• **The task**
Output the full material exactly as it appears here.

• **Exercise material**
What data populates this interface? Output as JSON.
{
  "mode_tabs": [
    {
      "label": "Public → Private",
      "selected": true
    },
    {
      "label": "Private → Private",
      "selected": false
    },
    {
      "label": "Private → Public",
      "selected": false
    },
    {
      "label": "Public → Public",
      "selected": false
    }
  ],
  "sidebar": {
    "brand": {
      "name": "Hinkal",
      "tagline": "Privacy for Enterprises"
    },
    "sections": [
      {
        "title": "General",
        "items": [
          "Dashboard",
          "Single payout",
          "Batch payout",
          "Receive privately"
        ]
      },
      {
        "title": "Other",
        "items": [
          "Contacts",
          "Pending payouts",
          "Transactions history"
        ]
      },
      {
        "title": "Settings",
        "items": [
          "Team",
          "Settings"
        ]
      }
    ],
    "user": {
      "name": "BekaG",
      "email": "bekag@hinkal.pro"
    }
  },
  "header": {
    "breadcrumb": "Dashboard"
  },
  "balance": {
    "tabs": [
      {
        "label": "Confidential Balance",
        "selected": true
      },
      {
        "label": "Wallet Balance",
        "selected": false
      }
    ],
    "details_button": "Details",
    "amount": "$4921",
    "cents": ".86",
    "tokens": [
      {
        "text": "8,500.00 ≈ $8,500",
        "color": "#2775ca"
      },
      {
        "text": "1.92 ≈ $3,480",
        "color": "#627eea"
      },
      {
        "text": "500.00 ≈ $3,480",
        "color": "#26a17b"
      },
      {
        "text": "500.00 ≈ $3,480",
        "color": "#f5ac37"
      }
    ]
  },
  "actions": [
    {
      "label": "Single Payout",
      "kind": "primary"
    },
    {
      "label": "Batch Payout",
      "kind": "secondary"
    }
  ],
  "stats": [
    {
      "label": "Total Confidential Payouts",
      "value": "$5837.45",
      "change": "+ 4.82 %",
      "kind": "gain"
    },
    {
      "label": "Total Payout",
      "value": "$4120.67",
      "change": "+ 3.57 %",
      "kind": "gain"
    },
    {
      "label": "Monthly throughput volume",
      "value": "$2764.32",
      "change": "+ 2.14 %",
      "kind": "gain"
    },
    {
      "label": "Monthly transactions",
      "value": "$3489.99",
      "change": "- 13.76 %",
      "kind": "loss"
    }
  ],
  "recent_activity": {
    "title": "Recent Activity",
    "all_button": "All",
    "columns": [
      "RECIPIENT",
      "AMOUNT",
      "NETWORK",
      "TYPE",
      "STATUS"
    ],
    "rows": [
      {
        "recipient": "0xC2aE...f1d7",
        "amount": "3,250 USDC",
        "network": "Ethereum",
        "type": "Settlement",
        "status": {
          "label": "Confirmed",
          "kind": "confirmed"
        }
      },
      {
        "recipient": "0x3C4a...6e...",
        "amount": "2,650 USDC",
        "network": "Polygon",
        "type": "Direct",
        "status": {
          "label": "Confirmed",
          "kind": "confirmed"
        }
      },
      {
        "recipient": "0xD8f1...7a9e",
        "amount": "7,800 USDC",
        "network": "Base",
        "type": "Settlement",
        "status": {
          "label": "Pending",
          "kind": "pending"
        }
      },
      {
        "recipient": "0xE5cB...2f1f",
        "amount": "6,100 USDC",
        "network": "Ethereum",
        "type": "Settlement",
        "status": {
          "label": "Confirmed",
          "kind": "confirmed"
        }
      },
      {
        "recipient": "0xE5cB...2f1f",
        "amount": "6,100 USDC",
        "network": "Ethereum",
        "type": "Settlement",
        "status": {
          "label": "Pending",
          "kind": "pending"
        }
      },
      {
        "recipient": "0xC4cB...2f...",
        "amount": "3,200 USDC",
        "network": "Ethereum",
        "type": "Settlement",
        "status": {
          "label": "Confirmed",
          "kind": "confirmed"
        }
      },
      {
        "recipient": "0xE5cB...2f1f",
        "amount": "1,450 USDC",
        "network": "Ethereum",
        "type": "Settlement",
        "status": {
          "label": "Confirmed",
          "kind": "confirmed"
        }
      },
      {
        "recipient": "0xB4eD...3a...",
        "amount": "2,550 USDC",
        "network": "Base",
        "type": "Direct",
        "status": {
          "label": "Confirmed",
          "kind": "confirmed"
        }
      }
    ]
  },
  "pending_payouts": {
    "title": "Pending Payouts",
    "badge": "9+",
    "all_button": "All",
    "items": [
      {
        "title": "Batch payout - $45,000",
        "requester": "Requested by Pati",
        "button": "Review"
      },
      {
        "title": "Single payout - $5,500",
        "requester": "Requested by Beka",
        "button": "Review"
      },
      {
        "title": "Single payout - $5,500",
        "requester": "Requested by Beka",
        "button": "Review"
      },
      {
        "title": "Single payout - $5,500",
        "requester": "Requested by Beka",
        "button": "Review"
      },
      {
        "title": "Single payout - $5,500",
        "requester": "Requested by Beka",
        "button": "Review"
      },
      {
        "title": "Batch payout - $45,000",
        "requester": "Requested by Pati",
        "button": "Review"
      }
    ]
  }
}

• **Answer to the problem**
What data populates this interface? Output as JSON.
{
  "mode_tabs": [
    {
      "label": "Public → Private",
      "selected": true
    },
    {
      "label": "Private → Private",
      "selected": false
    },
    {
      "label": "Private → Public",
      "selected": false
    },
    {
      "label": "Public → Public",
      "selected": false
    }
  ],
  "sidebar": {
    "brand": {
      "name": "Hinkal",
      "tagline": "Privacy for Enterprises"
    },
    "sections": [
      {
        "title": "General",
        "items": [
          "Dashboard",
          "Single payout",
          "Batch payout",
          "Receive privately"
        ]
      },
      {
        "title": "Other",
        "items": [
          "Contacts",
          "Pending payouts",
          "Transactions history"
        ]
      },
      {
        "title": "Settings",
        "items": [
          "Team",
          "Settings"
        ]
      }
    ],
    "user": {
      "name": "BekaG",
      "email": "bekag@hinkal.pro"
    }
  },
  "header": {
    "breadcrumb": "Dashboard"
  },
  "balance": {
    "tabs": [
      {
        "label": "Confidential Balance",
        "selected": true
      },
      {
        "label": "Wallet Balance",
        "selected": false
      }
    ],
    "details_button": "Details",
    "amount": "$4921",
    "cents": ".86",
    "tokens": [
      {
        "text": "8,500.00 ≈ $8,500",
        "color": "#2775ca"
      },
      {
        "text": "1.92 ≈ $3,480",
        "color": "#627eea"
      },
      {
        "text": "500.00 ≈ $3,480",
        "color": "#26a17b"
      },
      {
        "text": "500.00 ≈ $3,480",
        "color": "#f5ac37"
      }
    ]
  },
  "actions": [
    {
      "label": "Single Payout",
      "kind": "primary"
    },
    {
      "label": "Batch Payout",
      "kind": "secondary"
    }
  ],
  "stats": [
    {
      "label": "Total Confidential Payouts",
      "value": "$5837.45",
      "change": "+ 4.82 %",
      "kind": "gain"
    },
    {
      "label": "Total Payout",
      "value": "$4120.67",
      "change": "+ 3.57 %",
      "kind": "gain"
    },
    {
      "label": "Monthly throughput volume",
      "value": "$2764.32",
      "change": "+ 2.14 %",
      "kind": "gain"
    },
    {
      "label": "Monthly transactions",
      "value": "$3489.99",
      "change": "- 13.76 %",
      "kind": "loss"
    }
  ],
  "recent_activity": {
    "title": "Recent Activity",
    "all_button": "All",
    "columns": [
      "RECIPIENT",
      "AMOUNT",
      "NETWORK",
      "TYPE",
      "STATUS"
    ],
    "rows": [
      {
        "recipient": "0xC2aE...f1d7",
        "amount": "3,250 USDC",
        "network": "Ethereum",
        "type": "Settlement",
        "status": {
          "label": "Confirmed",
          "kind": "confirmed"
        }
      },
      {
        "recipient": "0x3C4a...6e...",
        "amount": "2,650 USDC",
        "network": "Polygon",
        "type": "Direct",
        "status": {
          "label": "Confirmed",
          "kind": "confirmed"
        }
      },
      {
        "recipient": "0xD8f1...7a9e",
        "amount": "7,800 USDC",
        "network": "Base",
        "type": "Settlement",
        "status": {
          "label": "Pending",
          "kind": "pending"
        }
      },
      {
        "recipient": "0xE5cB...2f1f",
        "amount": "6,100 USDC",
        "network": "Ethereum",
        "type": "Settlement",
        "status": {
          "label": "Confirmed",
          "kind": "confirmed"
        }
      },
      {
        "recipient": "0xE5cB...2f1f",
        "amount": "6,100 USDC",
        "network": "Ethereum",
        "type": "Settlement",
        "status": {
          "label": "Pending",
          "kind": "pending"
        }
      },
      {
        "recipient": "0xC4cB...2f...",
        "amount": "3,200 USDC",
        "network": "Ethereum",
        "type": "Settlement",
        "status": {
          "label": "Confirmed",
          "kind": "confirmed"
        }
      },
      {
        "recipient": "0xE5cB...2f1f",
        "amount": "1,450 USDC",
        "network": "Ethereum",
        "type": "Settlement",
        "status": {
          "label": "Confirmed",
          "kind": "confirmed"
        }
      },
      {
        "recipient": "0xB4eD...3a...",
        "amount": "2,550 USDC",
        "network": "Base",
        "type": "Direct",
        "status": {
          "label": "Confirmed",
          "kind": "confirmed"
        }
      }
    ]
  },
  "pending_payouts": {
    "title": "Pending Payouts",
    "badge": "9+",
    "all_button": "All",
    "items": [
      {
        "title": "Batch payout - $45,000",
        "requester": "Requested by Pati",
        "button": "Review"
      },
      {
        "title": "Single payout - $5,500",
        "requester": "Requested by Beka",
        "button": "Review"
      },
      {
        "title": "Single payout - $5,500",
        "requester": "Requested by Beka",
        "button": "Review"
      },
      {
        "title": "Single payout - $5,500",
        "requester": "Requested by Beka",
        "button": "Review"
      },
      {
        "title": "Single payout - $5,500",
        "requester": "Requested by Beka",
        "button": "Review"
      },
      {
        "title": "Batch payout - $45,000",
        "requester": "Requested by Pati",
        "button": "Review"
      }
    ]
  }
}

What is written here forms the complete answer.